**Records for processing:**
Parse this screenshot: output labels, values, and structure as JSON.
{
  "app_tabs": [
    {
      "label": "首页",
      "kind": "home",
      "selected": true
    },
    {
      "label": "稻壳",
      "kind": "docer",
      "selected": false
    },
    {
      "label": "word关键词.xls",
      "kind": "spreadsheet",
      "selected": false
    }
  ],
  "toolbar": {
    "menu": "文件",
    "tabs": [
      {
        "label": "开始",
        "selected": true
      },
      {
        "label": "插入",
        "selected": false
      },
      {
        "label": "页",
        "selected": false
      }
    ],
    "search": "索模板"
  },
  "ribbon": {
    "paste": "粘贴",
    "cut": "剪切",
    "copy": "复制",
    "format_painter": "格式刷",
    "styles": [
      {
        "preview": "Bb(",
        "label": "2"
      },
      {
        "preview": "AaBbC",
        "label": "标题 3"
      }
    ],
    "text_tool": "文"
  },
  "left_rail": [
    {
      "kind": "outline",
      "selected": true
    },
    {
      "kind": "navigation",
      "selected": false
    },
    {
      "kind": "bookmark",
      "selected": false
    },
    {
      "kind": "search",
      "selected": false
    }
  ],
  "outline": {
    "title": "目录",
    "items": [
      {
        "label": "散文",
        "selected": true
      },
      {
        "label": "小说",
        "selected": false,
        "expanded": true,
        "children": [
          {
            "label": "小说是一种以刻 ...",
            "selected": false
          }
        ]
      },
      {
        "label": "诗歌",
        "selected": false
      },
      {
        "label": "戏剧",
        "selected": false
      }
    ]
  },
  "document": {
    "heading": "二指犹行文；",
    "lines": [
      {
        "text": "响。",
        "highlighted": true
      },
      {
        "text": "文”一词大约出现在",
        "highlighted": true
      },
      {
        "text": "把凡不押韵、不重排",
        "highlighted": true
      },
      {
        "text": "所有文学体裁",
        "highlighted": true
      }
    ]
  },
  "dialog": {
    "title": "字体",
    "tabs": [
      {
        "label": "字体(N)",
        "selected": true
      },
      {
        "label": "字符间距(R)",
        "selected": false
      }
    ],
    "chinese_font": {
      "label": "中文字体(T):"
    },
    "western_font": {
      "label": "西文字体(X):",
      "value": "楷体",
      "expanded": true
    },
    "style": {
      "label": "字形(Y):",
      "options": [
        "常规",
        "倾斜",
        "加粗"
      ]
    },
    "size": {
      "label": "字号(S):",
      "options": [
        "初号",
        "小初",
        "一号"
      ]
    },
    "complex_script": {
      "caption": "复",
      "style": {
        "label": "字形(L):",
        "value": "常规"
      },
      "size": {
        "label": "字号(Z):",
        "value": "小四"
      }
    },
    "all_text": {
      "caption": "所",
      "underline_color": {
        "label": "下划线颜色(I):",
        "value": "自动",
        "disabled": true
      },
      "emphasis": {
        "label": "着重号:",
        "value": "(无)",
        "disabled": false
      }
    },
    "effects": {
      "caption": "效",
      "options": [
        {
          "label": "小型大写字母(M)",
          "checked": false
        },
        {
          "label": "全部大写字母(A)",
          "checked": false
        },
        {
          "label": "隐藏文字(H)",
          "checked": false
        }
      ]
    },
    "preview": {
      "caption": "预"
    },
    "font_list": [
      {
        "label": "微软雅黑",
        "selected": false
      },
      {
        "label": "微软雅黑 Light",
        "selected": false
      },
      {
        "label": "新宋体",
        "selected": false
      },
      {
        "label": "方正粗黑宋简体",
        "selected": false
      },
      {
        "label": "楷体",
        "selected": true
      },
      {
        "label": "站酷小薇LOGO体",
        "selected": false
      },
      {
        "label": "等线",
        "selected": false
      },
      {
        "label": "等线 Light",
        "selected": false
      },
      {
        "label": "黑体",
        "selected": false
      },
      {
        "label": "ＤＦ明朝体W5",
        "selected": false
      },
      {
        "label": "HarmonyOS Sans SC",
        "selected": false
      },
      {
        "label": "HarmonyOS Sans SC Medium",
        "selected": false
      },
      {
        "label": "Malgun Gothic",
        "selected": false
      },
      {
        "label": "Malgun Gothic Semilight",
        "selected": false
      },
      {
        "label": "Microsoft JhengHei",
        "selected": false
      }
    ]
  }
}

**Task instructions:** Exact output of every entry is required.

**The solution:**
Parse this screenshot: output labels, values, and structure as JSON.
{
  "app_tabs": [
    {
      "label": "首页",
      "kind": "home",
      "selected": true
    },
    {
      "label": "稻壳",
      "kind": "docer",
      "selected": false
    },
    {
      "label": "word关键词.xls",
      "kind": "spreadsheet",
      "selected": false
    }
  ],
  "toolbar": {
    "menu": "文件",
    "tabs": [
      {
        "label": "开始",
        "selected": true
      },
      {
        "label": "插入",
        "selected": false
      },
      {
        "label": "页",
        "selected": false
      }
    ],
    "search": "索模板"
  },
  "ribbon": {
    "paste": "粘贴",
    "cut": "剪切",
    "copy": "复制",
    "format_painter": "格式刷",
    "styles": [
      {
        "preview": "Bb(",
        "label": "2"
      },
      {
        "preview": "AaBbC",
        "label": "标题 3"
      }
    ],
    "text_tool": "文"
  },
  "left_rail": [
    {
      "kind": "outline",
      "selected": true
    },
    {
      "kind": "navigation",
      "selected": false
    },
    {
      "kind": "bookmark",
      "selected": false
    },
    {
      "kind": "search",
      "selected": false
    }
  ],
  "outline": {
    "title": "目录",
    "items": [
      {
        "label": "散文",
        "selected": true
      },
      {
        "label": "小说",
        "selected": false,
        "expanded": true,
        "children": [
          {
            "label": "小说是一种以刻 ...",
            "selected": false
          }
        ]
      },
      {
        "label": "诗歌",
        "selected": false
      },
      {
        "label": "戏剧",
        "selected": false
      }
    ]
  },
  "document": {
    "heading": "二指犹行文；",
    "lines": [
      {
        "text": "响。",
        "highlighted": true
      },
      {
        "text": "文”一词大约出现在",
        "highlighted": true
      },
      {
        "text": "把凡不押韵、不重排",
        "highlighted": true
      },
      {
        "text": "所有文学体裁",
        "highlighted": true
      }
    ]
  },
  "dialog": {
    "title": "字体",
    "tabs": [
      {
        "label": "字体(N)",
        "selected": true
      },
      {
        "label": "字符间距(R)",
        "selected": false
      }
    ],
    "chinese_font": {
      "label": "中文字体(T):"
    },
    "western_font": {
      "label": "西文字体(X):",
      "value": "楷体",
      "expanded": true
    },
    "style": {
      "label": "字形(Y):",
      "options": [
        "常规",
        "倾斜",
        "加粗"
      ]
    },
    "size": {
      "label": "字号(S):",
      "options": [
        "初号",
        "小初",
        "一号"
      ]
    },
    "complex_script": {
      "caption": "复",
      "style": {
        "label": "字形(L):",
        "value": "常规"
      },
      "size": {
        "label": "字号(Z):",
        "value": "小四"
      }
    },
    "all_text": {
      "caption": "所",
      "underline_color": {
        "label": "下划线颜色(I):",
        "value": "自动",
        "disabled": true
      },
      "emphasis": {
        "label": "着重号:",
        "value": "(无)",
        "disabled": false
      }
    },
    "effects": {
      "caption": "效",
      "options": [
        {
          "label": "小型大写字母(M)",
          "checked": false
        },
        {
          "label": "全部大写字母(A)",
          "checked": false
        },
        {
          "label": "隐藏文字(H)",
          "checked": false
        }
      ]
    },
    "preview": {
      "caption": "预"
    },
    "font_list": [
      {
        "label": "微软雅黑",
        "selected": false
      },
      {
        "label": "微软雅黑 Light",
        "selected": false
      },
      {
        "label": "新宋体",
        "selected": false
      },
      {
        "label": "方正粗黑宋简体",
        "selected": false
      },
      {
        "label": "楷体",
        "selected": true
      },
      {
        "label": "站酷小薇LOGO体",
        "selected": false
      },
      {
        "label": "等线",
        "selected": false
      },
      {
        "label": "等线 Light",
        "selected": false
      },
      {
        "label": "黑体",
        "selected": false
      },
      {
        "label": "ＤＦ明朝体W5",
        "selected": false
      },
      {
        "label": "HarmonyOS Sans SC",
        "selected": false
      },
      {
        "label": "HarmonyOS Sans SC Medium",
        "selected": false
      },
      {
        "label": "Malgun Gothic",
        "selected": false
      },
      {
        "label": "Malgun Gothic Semilight",
        "selected": false
      },
      {
        "label": "Microsoft JhengHei",
        "selected": false
      }
    ]
  }
}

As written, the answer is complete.